## WRITTEN TASK
Every line of the data must be copied exactly.

## RECORDS SHOWN

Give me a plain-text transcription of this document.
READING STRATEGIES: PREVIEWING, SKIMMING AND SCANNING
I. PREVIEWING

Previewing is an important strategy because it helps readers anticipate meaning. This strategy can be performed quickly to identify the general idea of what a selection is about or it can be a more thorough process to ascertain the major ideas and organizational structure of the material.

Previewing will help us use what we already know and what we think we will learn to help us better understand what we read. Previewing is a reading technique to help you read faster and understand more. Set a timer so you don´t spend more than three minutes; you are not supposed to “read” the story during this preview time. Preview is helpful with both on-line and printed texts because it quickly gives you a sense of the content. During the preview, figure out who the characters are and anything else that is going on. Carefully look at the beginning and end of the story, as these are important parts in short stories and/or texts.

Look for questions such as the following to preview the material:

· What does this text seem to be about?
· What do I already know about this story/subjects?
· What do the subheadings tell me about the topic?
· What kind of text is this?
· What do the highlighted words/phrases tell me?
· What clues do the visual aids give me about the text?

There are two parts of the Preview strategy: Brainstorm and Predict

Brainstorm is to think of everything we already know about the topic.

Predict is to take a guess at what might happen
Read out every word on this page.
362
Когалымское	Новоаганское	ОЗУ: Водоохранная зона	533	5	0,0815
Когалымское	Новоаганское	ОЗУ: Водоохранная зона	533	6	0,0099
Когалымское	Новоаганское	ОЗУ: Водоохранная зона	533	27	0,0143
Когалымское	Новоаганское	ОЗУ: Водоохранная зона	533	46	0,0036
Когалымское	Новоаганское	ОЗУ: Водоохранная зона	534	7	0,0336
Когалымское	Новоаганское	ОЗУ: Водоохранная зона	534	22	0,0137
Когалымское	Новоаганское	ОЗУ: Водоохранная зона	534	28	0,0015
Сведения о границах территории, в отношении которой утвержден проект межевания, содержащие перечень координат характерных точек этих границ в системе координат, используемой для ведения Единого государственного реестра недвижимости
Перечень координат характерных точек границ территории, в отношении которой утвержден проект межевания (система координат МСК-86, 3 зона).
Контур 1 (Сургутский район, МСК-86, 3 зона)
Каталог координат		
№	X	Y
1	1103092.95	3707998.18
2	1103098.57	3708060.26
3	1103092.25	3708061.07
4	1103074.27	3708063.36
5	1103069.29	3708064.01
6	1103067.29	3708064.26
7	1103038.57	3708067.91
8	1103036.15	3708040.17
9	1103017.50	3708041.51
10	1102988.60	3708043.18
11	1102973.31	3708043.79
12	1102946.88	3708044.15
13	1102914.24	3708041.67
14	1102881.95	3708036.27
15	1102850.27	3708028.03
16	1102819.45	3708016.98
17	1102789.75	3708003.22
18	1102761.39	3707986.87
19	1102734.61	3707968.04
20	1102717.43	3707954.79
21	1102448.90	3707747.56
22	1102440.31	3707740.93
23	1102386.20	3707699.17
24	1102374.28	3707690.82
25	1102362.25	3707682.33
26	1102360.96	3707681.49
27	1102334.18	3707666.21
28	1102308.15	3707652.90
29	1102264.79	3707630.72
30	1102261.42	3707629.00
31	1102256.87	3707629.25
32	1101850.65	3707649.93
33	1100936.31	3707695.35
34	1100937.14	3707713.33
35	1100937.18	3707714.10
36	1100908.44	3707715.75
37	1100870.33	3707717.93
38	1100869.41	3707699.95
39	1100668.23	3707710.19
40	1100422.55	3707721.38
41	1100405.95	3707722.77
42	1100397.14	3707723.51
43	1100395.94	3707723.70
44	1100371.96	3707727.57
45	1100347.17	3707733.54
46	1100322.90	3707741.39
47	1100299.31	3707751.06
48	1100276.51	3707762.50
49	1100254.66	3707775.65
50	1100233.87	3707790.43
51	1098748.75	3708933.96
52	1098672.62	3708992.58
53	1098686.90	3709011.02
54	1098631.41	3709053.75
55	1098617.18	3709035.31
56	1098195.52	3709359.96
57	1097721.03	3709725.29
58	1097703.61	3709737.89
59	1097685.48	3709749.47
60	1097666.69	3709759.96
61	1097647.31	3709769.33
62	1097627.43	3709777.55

## ANSWER TO THIS EXERCISE
Give me a plain-text transcription of this document.
READING STRATEGIES: PREVIEWING, SKIMMING AND SCANNING
I. PREVIEWING

Previewing is an important strategy because it helps readers anticipate meaning. This strategy can be performed quickly to identify the general idea of what a selection is about or it can be a more thorough process to ascertain the major ideas and organizational structure of the material.

Previewing will help us use what we already know and what we think we will learn to help us better understand what we read. Previewing is a reading technique to help you read faster and understand more. Set a timer so you don´t spend more than three minutes; you are not supposed to “read” the story during this preview time. Preview is helpful with both on-line and printed texts because it quickly gives you a sense of the content. During the preview, figure out who the characters are and anything else that is going on. Carefully look at the beginning and end of the story, as these are important parts in short stories and/or texts.

Look for questions such as the following to preview the material:

· What does this text seem to be about?
· What do I already know about this story/subjects?
· What do the subheadings tell me about the topic?
· What kind of text is this?
· What do the highlighted words/phrases tell me?
· What clues do the visual aids give me about the text?

There are two parts of the Preview strategy: Brainstorm and Predict

Brainstorm is to think of everything we already know about the topic.

Predict is to take a guess at what might happen
Read out every word on this page.
362
Когалымское	Новоаганское	ОЗУ: Водоохранная зона	533	5	0,0815
Когалымское	Новоаганское	ОЗУ: Водоохранная зона	533	6	0,0099
Когалымское	Новоаганское	ОЗУ: Водоохранная зона	533	27	0,0143
Когалымское	Новоаганское	ОЗУ: Водоохранная зона	533	46	0,0036
Когалымское	Новоаганское	ОЗУ: Водоохранная зона	534	7	0,0336
Когалымское	Новоаганское	ОЗУ: Водоохранная зона	534	22	0,0137
Когалымское	Новоаганское	ОЗУ: Водоохранная зона	534	28	0,0015
Сведения о границах территории, в отношении которой утвержден проект межевания, содержащие перечень координат характерных точек этих границ в системе координат, используемой для ведения Единого государственного реестра недвижимости
Перечень координат характерных точек границ территории, в отношении которой утвержден проект межевания (система координат МСК-86, 3 зона).
Контур 1 (Сургутский район, МСК-86, 3 зона)
Каталог координат		
№	X	Y
1	1103092.95	3707998.18
2	1103098.57	3708060.26
3	1103092.25	3708061.07
4	1103074.27	3708063.36
5	1103069.29	3708064.01
6	1103067.29	3708064.26
7	1103038.57	3708067.91
8	1103036.15	3708040.17
9	1103017.50	3708041.51
10	1102988.60	3708043.18
11	1102973.31	3708043.79
12	1102946.88	3708044.15
13	1102914.24	3708041.67
14	1102881.95	3708036.27
15	1102850.27	3708028.03
16	1102819.45	3708016.98
17	1102789.75	3708003.22
18	1102761.39	3707986.87
19	1102734.61	3707968.04
20	1102717.43	3707954.79
21	1102448.90	3707747.56
22	1102440.31	3707740.93
23	1102386.20	3707699.17
24	1102374.28	3707690.82
25	1102362.25	3707682.33
26	1102360.96	3707681.49
27	1102334.18	3707666.21
28	1102308.15	3707652.90
29	1102264.79	3707630.72
30	1102261.42	3707629.00
31	1102256.87	3707629.25
32	1101850.65	3707649.93
33	1100936.31	3707695.35
34	1100937.14	3707713.33
35	1100937.18	3707714.10
36	1100908.44	3707715.75
37	1100870.33	3707717.93
38	1100869.41	3707699.95
39	1100668.23	3707710.19
40	1100422.55	3707721.38
41	1100405.95	3707722.77
42	1100397.14	3707723.51
43	1100395.94	3707723.70
44	1100371.96	3707727.57
45	1100347.17	3707733.54
46	1100322.90	3707741.39
47	1100299.31	3707751.06
48	1100276.51	3707762.50
49	1100254.66	3707775.65
50	1100233.87	3707790.43
51	1098748.75	3708933.96
52	1098672.62	3708992.58
53	1098686.90	3709011.02
54	1098631.41	3709053.75
55	1098617.18	3709035.31
56	1098195.52	3709359.96
57	1097721.03	3709725.29
58	1097703.61	3709737.89
59	1097685.48	3709749.47
60	1097666.69	3709759.96
61	1097647.31	3709769.33
62	1097627.43	3709777.55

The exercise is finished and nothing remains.